## EXERCISE PROMPT:
Transcribe the listing exactly, leaving out every picture.
#### MATERIAL SUPPLIED
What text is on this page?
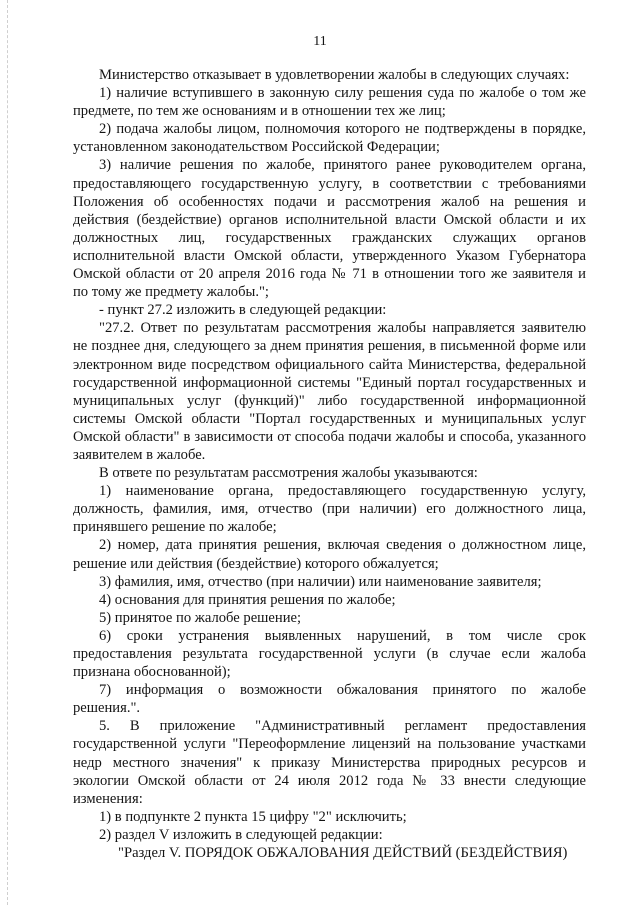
11
Министерство отказывает в удовлетворении жалобы в следующих случаях:
1) наличие вступившего в законную силу решения суда по жалобе о том же
предмете, по тем же основаниям и в отношении тех же лиц;
2) подача жалобы лицом, полномочия которого не подтверждены в порядке,
установленном законодательством Российской Федерации;
3) наличие решения по жалобе, принятого ранее руководителем органа,
предоставляющего государственную услугу, в соответствии с требованиями
Положения об особенностях подачи и рассмотрения жалоб на решения и
действия (бездействие) органов исполнительной власти Омской области и их
должностных лиц, государственных гражданских служащих органов
исполнительной власти Омской области, утвержденного Указом Губернатора
Омской области от 20 апреля 2016 года № 71 в отношении того же заявителя и
по тому же предмету жалобы.";
- пункт 27.2 изложить в следующей редакции:
"27.2. Ответ по результатам рассмотрения жалобы направляется заявителю
не позднее дня, следующего за днем принятия решения, в письменной форме или
электронном виде посредством официального сайта Министерства, федеральной
государственной информационной системы "Единый портал государственных и
муниципальных услуг (функций)" либо государственной информационной
системы Омской области "Портал государственных и муниципальных услуг
Омской области" в зависимости от способа подачи жалобы и способа, указанного
заявителем в жалобе.
В ответе по результатам рассмотрения жалобы указываются:
1) наименование органа, предоставляющего государственную услугу,
должность, фамилия, имя, отчество (при наличии) его должностного лица,
принявшего решение по жалобе;
2) номер, дата принятия решения, включая сведения о должностном лице,
решение или действия (бездействие) которого обжалуется;
3) фамилия, имя, отчество (при наличии) или наименование заявителя;
4) основания для принятия решения по жалобе;
5) принятое по жалобе решение;
6) сроки устранения выявленных нарушений, в том числе срок
предоставления результата государственной услуги (в случае если жалоба
признана обоснованной);
7) информация о возможности обжалования принятого по жалобе
решения.".
5. В приложение "Административный регламент предоставления
государственной услуги "Переоформление лицензий на пользование участками
недр местного значения" к приказу Министерства природных ресурсов и
экологии Омской области от 24 июля 2012 года № 33 внести следующие
изменения:
1) в подпункте 2 пункта 15 цифру "2" исключить;
2) раздел V изложить в следующей редакции:
"Раздел V. ПОРЯДОК ОБЖАЛОВАНИЯ ДЕЙСТВИЙ (БЕЗДЕЙСТВИЯ)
########
## THE SOLUTION:
What text is on this page?
11
Министерство отказывает в удовлетворении жалобы в следующих случаях:
1) наличие вступившего в законную силу решения суда по жалобе о том же
предмете, по тем же основаниям и в отношении тех же лиц;
2) подача жалобы лицом, полномочия которого не подтверждены в порядке,
установленном законодательством Российской Федерации;
3) наличие решения по жалобе, принятого ранее руководителем органа,
предоставляющего государственную услугу, в соответствии с требованиями
Положения об особенностях подачи и рассмотрения жалоб на решения и
действия (бездействие) органов исполнительной власти Омской области и их
должностных лиц, государственных гражданских служащих органов
исполнительной власти Омской области, утвержденного Указом Губернатора
Омской области от 20 апреля 2016 года № 71 в отношении того же заявителя и
по тому же предмету жалобы.";
- пункт 27.2 изложить в следующей редакции:
"27.2. Ответ по результатам рассмотрения жалобы направляется заявителю
не позднее дня, следующего за днем принятия решения, в письменной форме или
электронном виде посредством официального сайта Министерства, федеральной
государственной информационной системы "Единый портал государственных и
муниципальных услуг (функций)" либо государственной информационной
системы Омской области "Портал государственных и муниципальных услуг
Омской области" в зависимости от способа подачи жалобы и способа, указанного
заявителем в жалобе.
В ответе по результатам рассмотрения жалобы указываются:
1) наименование органа, предоставляющего государственную услугу,
должность, фамилия, имя, отчество (при наличии) его должностного лица,
принявшего решение по жалобе;
2) номер, дата принятия решения, включая сведения о должностном лице,
решение или действия (бездействие) которого обжалуется;
3) фамилия, имя, отчество (при наличии) или наименование заявителя;
4) основания для принятия решения по жалобе;
5) принятое по жалобе решение;
6) сроки устранения выявленных нарушений, в том числе срок
предоставления результата государственной услуги (в случае если жалоба
признана обоснованной);
7) информация о возможности обжалования принятого по жалобе
решения.".
5. В приложение "Административный регламент предоставления
государственной услуги "Переоформление лицензий на пользование участками
недр местного значения" к приказу Министерства природных ресурсов и
экологии Омской области от 24 июля 2012 года № 33 внести следующие
изменения:
1) в подпункте 2 пункта 15 цифру "2" исключить;
2) раздел V изложить в следующей редакции:
"Раздел V. ПОРЯДОК ОБЖАЛОВАНИЯ ДЕЙСТВИЙ (БЕЗДЕЙСТВИЯ)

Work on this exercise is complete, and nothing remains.